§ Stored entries
★ ★ ★ ★ ★
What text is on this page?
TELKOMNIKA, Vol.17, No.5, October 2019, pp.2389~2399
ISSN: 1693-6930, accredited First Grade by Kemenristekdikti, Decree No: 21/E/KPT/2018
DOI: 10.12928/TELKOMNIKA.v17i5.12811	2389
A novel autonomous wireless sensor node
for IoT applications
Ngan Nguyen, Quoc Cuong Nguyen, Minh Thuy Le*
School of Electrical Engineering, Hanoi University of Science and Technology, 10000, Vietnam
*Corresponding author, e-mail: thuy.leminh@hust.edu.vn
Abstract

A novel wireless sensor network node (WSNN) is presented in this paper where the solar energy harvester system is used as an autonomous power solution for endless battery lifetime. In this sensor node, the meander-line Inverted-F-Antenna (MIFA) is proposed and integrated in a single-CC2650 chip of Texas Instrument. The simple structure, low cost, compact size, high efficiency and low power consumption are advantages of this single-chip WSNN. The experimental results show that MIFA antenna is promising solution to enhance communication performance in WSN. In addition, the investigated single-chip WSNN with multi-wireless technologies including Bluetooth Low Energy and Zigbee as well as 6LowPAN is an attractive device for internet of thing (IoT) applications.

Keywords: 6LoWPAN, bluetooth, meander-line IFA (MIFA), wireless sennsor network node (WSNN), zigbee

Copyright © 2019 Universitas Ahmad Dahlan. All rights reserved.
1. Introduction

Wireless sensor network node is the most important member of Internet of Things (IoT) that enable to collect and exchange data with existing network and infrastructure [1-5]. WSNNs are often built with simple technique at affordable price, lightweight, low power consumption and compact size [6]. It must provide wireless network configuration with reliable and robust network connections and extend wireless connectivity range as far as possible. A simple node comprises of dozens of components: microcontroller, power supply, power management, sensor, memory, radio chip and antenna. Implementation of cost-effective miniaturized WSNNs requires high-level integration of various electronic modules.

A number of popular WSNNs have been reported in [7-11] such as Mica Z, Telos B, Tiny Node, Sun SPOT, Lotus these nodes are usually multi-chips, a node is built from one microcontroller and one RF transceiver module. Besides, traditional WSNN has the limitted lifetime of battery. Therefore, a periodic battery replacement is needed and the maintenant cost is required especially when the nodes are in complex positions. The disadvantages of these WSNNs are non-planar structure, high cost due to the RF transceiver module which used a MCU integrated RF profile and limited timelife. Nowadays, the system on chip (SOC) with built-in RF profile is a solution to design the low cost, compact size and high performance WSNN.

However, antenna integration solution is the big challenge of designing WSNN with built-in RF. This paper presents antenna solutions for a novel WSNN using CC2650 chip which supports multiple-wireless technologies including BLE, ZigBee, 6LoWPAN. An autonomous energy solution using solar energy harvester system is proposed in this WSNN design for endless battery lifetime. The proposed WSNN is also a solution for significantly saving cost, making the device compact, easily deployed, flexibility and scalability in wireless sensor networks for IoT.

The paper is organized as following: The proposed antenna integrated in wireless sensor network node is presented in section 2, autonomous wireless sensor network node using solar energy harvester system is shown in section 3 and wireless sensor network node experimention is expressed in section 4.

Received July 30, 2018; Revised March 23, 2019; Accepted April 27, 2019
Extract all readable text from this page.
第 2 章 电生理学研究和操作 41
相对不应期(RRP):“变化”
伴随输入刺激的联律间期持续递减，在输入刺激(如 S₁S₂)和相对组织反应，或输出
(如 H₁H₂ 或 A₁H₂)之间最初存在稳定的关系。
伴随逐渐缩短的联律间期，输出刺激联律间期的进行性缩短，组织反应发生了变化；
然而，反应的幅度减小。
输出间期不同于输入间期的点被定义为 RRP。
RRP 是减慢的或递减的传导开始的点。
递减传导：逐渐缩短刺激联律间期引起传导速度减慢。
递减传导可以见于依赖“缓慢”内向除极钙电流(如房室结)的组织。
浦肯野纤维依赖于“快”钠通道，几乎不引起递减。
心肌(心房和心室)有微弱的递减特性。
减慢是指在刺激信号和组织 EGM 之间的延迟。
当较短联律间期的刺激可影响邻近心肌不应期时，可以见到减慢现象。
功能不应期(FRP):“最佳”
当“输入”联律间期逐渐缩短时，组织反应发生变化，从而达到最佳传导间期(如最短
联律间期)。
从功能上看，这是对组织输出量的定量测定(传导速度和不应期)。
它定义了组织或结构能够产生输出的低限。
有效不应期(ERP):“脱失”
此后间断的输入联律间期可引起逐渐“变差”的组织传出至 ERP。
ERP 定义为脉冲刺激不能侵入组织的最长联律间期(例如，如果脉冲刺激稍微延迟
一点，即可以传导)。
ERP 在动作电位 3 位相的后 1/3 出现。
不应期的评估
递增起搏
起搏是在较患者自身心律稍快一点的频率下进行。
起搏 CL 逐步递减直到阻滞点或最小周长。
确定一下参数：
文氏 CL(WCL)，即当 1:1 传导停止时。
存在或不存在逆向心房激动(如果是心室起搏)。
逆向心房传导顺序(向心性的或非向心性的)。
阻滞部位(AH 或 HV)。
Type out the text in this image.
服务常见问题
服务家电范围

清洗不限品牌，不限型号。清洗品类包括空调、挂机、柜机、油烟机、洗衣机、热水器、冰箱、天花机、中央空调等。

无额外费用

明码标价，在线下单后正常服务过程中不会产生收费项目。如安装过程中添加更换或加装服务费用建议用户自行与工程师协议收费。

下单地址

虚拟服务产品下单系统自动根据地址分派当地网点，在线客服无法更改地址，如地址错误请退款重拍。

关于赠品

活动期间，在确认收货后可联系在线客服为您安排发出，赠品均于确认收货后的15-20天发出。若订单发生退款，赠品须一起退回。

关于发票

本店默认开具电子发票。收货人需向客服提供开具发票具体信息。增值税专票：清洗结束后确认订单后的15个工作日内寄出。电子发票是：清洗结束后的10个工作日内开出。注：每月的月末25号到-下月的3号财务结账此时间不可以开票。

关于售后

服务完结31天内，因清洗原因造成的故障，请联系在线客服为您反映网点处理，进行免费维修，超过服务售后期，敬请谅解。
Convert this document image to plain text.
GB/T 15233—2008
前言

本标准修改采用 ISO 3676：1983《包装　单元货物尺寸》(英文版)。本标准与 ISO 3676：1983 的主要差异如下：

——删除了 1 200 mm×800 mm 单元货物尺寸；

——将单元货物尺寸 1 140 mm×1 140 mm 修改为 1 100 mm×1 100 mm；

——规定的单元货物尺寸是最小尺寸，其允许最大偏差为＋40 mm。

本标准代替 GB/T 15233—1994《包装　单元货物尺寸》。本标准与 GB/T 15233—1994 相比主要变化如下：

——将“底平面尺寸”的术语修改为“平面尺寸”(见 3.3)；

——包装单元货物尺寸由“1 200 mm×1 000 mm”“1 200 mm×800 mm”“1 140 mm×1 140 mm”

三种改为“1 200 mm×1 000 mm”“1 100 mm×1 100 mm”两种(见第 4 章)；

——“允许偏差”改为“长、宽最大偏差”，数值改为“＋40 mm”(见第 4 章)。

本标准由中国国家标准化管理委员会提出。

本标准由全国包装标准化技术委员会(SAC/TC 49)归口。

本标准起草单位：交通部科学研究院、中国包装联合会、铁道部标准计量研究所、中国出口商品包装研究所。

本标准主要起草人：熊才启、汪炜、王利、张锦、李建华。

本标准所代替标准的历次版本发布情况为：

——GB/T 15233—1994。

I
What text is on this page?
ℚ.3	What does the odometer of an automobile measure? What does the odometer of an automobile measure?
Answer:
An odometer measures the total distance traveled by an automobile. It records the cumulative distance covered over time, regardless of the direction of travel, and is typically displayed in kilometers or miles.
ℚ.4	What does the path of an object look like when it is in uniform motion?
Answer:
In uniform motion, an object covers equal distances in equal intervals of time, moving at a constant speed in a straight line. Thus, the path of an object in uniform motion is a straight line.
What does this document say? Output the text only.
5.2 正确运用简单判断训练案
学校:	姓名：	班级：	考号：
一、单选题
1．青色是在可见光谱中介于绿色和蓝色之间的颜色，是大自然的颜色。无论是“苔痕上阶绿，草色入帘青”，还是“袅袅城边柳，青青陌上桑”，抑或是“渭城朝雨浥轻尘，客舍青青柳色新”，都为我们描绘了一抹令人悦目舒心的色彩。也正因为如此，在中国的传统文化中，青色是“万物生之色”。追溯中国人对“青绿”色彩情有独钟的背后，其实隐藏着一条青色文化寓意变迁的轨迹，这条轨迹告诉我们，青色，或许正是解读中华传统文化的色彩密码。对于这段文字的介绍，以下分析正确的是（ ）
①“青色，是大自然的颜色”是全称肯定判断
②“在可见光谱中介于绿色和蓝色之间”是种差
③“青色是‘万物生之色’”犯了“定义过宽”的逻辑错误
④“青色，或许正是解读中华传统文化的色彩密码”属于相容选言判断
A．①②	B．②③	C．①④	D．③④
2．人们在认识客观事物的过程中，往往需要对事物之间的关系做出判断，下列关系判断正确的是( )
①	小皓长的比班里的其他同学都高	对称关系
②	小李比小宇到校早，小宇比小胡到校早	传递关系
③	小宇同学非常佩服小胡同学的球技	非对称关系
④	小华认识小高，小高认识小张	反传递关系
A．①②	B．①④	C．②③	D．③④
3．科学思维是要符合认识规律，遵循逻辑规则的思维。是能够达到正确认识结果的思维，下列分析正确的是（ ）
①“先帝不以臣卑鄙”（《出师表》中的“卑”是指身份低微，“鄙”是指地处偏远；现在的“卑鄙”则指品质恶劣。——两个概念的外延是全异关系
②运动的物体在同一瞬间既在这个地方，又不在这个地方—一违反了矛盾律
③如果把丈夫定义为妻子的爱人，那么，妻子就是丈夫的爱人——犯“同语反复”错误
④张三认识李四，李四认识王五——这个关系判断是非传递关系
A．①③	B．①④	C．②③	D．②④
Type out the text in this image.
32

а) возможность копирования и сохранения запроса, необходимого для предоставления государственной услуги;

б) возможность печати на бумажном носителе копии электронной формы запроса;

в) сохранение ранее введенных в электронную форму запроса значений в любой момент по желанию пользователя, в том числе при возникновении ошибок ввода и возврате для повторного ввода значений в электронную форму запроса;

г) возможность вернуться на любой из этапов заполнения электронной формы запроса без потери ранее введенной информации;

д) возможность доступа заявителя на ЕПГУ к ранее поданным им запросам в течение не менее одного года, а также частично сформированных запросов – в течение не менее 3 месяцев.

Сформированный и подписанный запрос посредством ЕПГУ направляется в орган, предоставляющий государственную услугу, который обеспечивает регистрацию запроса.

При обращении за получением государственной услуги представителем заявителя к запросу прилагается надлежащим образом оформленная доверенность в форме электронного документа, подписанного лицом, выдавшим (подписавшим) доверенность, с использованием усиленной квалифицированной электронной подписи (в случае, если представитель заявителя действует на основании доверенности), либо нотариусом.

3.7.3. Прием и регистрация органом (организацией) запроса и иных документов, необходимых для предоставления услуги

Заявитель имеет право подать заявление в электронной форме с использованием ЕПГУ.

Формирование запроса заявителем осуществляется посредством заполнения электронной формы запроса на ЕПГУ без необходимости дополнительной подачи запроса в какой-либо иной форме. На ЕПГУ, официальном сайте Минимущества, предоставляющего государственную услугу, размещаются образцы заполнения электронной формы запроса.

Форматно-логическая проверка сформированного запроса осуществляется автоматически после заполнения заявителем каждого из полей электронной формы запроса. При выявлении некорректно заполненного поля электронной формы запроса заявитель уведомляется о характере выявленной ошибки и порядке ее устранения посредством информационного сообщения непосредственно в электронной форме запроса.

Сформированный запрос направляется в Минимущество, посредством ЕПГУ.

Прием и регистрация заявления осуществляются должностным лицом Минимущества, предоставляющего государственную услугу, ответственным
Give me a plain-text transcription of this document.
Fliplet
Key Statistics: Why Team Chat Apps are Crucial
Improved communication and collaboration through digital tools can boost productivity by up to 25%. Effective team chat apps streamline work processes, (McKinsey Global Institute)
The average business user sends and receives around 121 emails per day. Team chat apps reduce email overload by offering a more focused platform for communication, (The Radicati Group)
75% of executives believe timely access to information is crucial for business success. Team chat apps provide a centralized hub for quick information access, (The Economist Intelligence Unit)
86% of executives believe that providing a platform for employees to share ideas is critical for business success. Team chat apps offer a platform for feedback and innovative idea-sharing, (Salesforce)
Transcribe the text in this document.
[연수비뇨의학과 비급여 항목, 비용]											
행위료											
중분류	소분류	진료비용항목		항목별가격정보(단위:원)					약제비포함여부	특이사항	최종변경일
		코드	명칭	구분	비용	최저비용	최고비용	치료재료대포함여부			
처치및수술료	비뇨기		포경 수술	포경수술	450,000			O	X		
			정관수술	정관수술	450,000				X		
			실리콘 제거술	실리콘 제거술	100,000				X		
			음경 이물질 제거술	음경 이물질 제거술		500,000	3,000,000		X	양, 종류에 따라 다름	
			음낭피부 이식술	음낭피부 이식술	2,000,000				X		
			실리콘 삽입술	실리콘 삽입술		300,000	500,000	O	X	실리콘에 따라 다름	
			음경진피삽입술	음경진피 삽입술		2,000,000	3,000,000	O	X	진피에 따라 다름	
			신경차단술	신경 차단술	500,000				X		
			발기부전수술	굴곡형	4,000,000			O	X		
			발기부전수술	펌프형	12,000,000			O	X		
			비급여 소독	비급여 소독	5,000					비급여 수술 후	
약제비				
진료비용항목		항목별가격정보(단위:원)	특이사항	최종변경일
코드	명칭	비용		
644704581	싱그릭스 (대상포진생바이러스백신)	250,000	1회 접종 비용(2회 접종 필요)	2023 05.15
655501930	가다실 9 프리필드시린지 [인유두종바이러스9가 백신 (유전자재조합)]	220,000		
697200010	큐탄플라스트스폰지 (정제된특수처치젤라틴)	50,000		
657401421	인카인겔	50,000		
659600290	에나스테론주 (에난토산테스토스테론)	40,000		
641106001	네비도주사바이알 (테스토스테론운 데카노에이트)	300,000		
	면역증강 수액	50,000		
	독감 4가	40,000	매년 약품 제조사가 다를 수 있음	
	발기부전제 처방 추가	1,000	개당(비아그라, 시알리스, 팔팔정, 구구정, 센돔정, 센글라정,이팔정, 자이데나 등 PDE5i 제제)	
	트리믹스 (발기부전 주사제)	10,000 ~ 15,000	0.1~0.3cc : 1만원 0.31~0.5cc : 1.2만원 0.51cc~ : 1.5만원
★ ★ ★ ★ ★
§ EXERCISE INSTRUCTIONS
Report every line in the data above in which the word "услуги" appears.

§ FINAL ANSWER
а) возможность копирования и сохранения запроса, необходимого для предоставления государственной услуги;
При обращении за получением государственной услуги представителем заявителя к запросу прилагается надлежащим образом оформленная доверенность в форме электронного документа, подписанного лицом, выдавшим (подписавшим) доверенность, с использованием усиленной квалифицированной электронной подписи (в случае, если представитель заявителя действует на основании доверенности), либо нотариусом.
3.7.3. Прием и регистрация органом (организацией) запроса и иных документов, необходимых для предоставления услуги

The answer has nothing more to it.